- What you are asked to do
From the listing below, count the lines where the string "barnmisshandel" occurs. Give the number, with no other words.

::::::

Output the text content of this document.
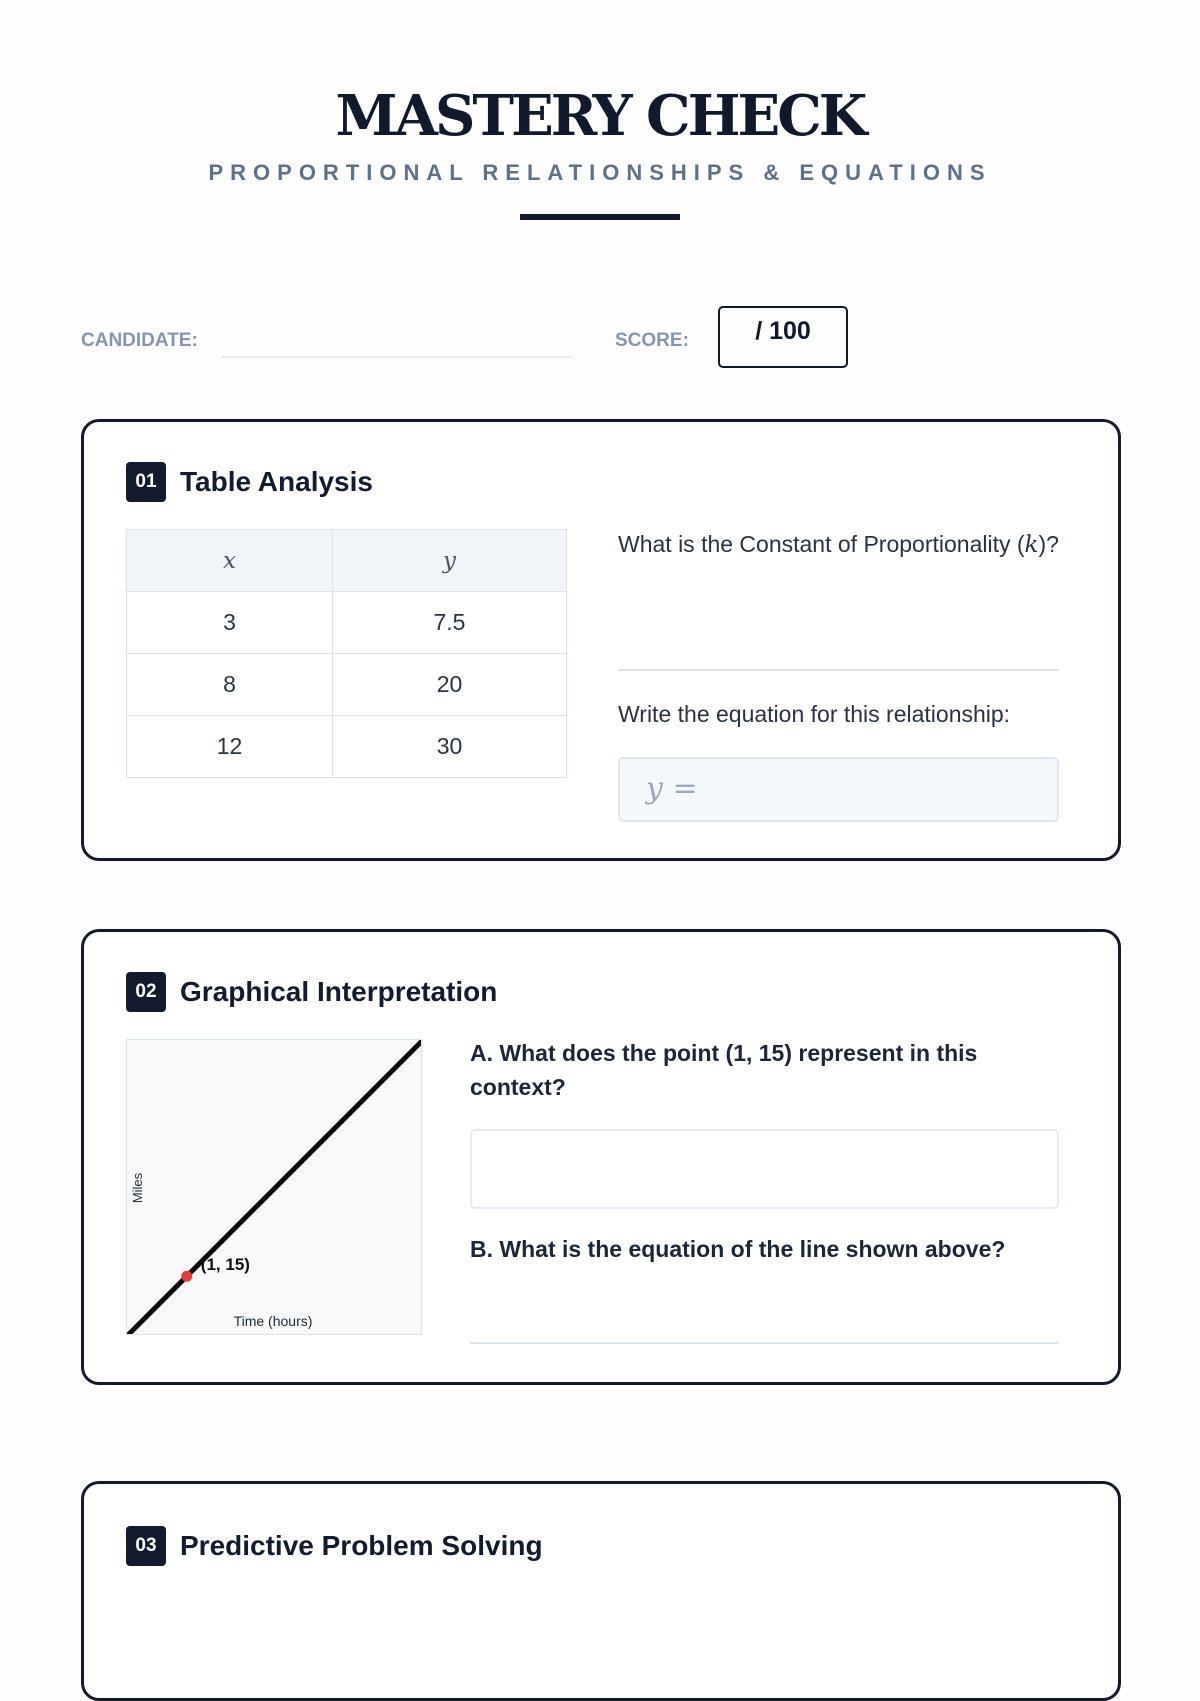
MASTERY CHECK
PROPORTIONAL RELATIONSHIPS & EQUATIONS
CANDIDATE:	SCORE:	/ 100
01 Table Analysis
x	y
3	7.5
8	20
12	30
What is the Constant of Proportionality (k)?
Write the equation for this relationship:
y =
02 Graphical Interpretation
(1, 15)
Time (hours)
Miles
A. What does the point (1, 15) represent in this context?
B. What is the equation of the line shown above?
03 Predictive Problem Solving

::::::

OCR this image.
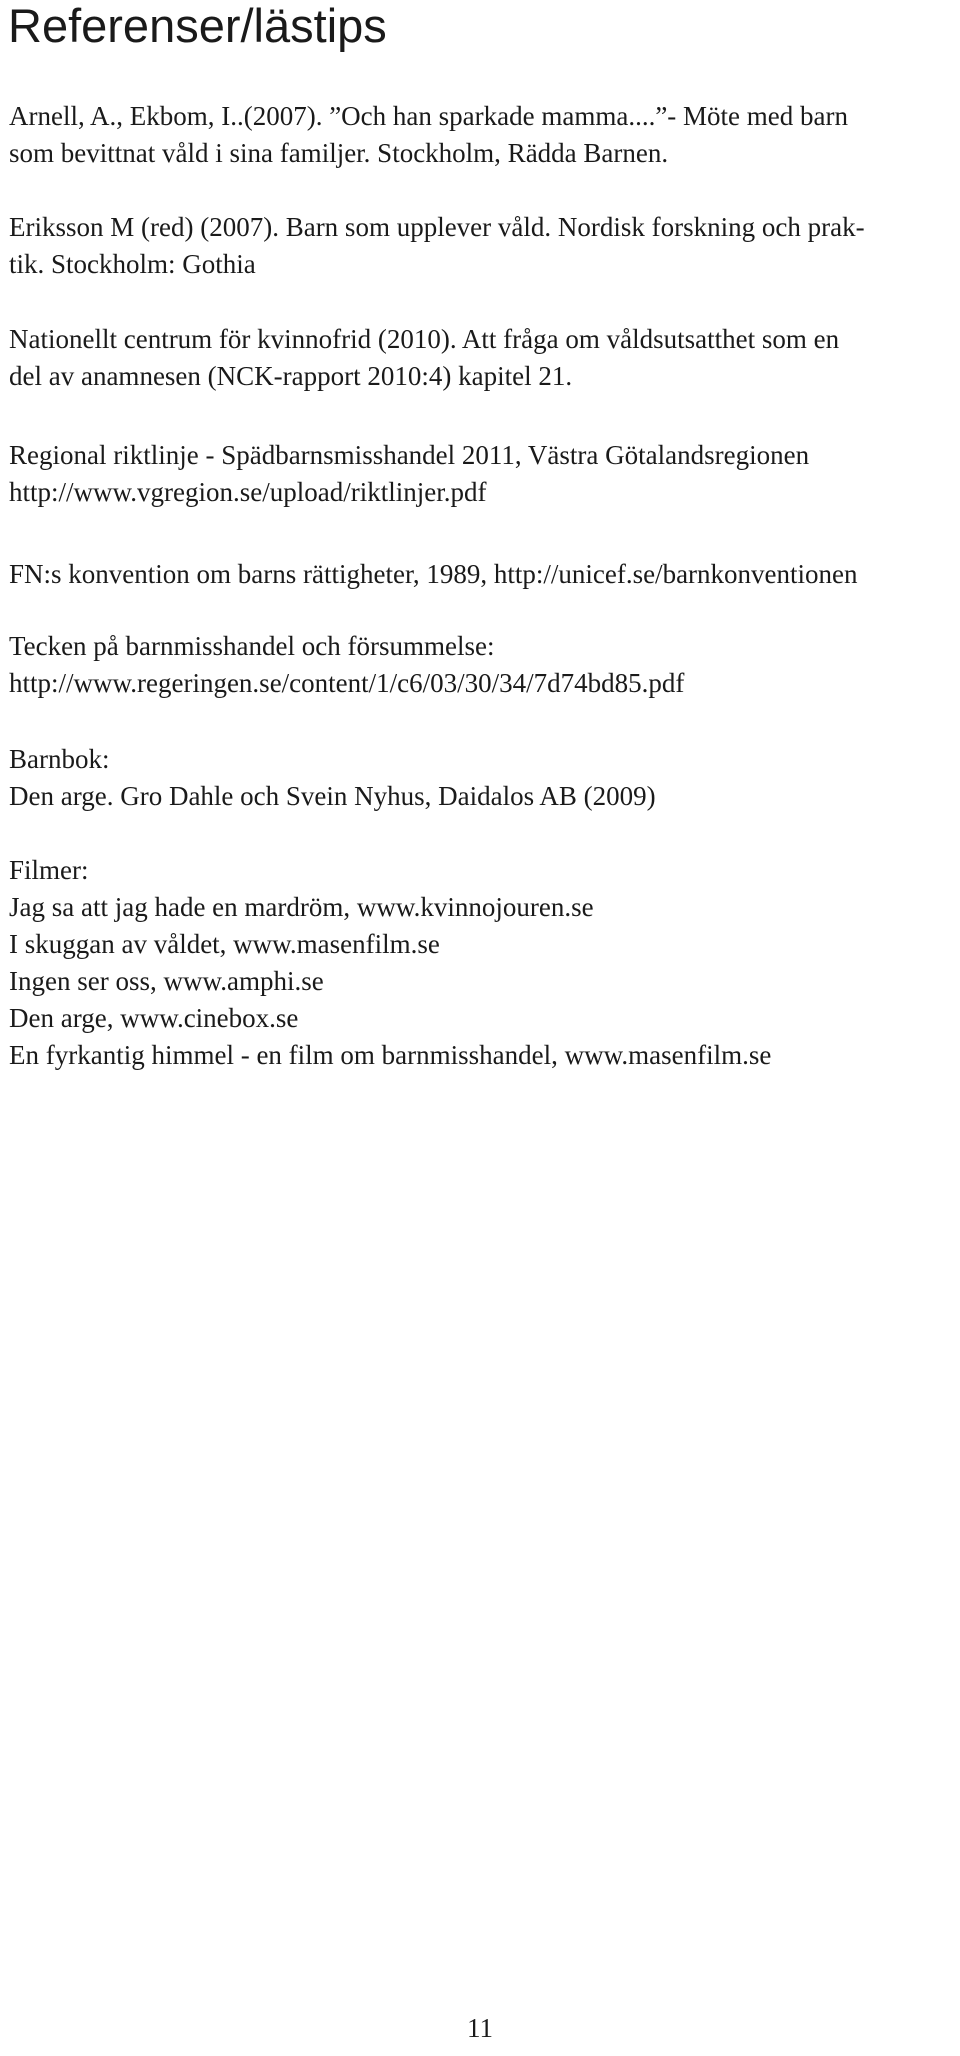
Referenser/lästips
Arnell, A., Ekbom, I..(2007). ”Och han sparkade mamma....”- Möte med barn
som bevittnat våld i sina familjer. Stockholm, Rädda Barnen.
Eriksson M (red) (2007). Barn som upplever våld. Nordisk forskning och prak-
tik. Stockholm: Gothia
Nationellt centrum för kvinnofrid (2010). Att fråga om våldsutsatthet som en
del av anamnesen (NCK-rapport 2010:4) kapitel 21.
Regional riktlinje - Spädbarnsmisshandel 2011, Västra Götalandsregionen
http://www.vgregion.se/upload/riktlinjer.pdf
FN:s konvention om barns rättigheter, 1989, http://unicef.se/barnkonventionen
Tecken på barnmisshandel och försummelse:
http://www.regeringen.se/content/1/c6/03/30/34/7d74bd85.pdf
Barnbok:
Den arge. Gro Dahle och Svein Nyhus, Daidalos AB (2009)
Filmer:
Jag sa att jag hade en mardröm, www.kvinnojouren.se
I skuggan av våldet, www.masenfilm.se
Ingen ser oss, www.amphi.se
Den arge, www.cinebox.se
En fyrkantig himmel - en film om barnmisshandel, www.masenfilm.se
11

::::::

- Task solution
2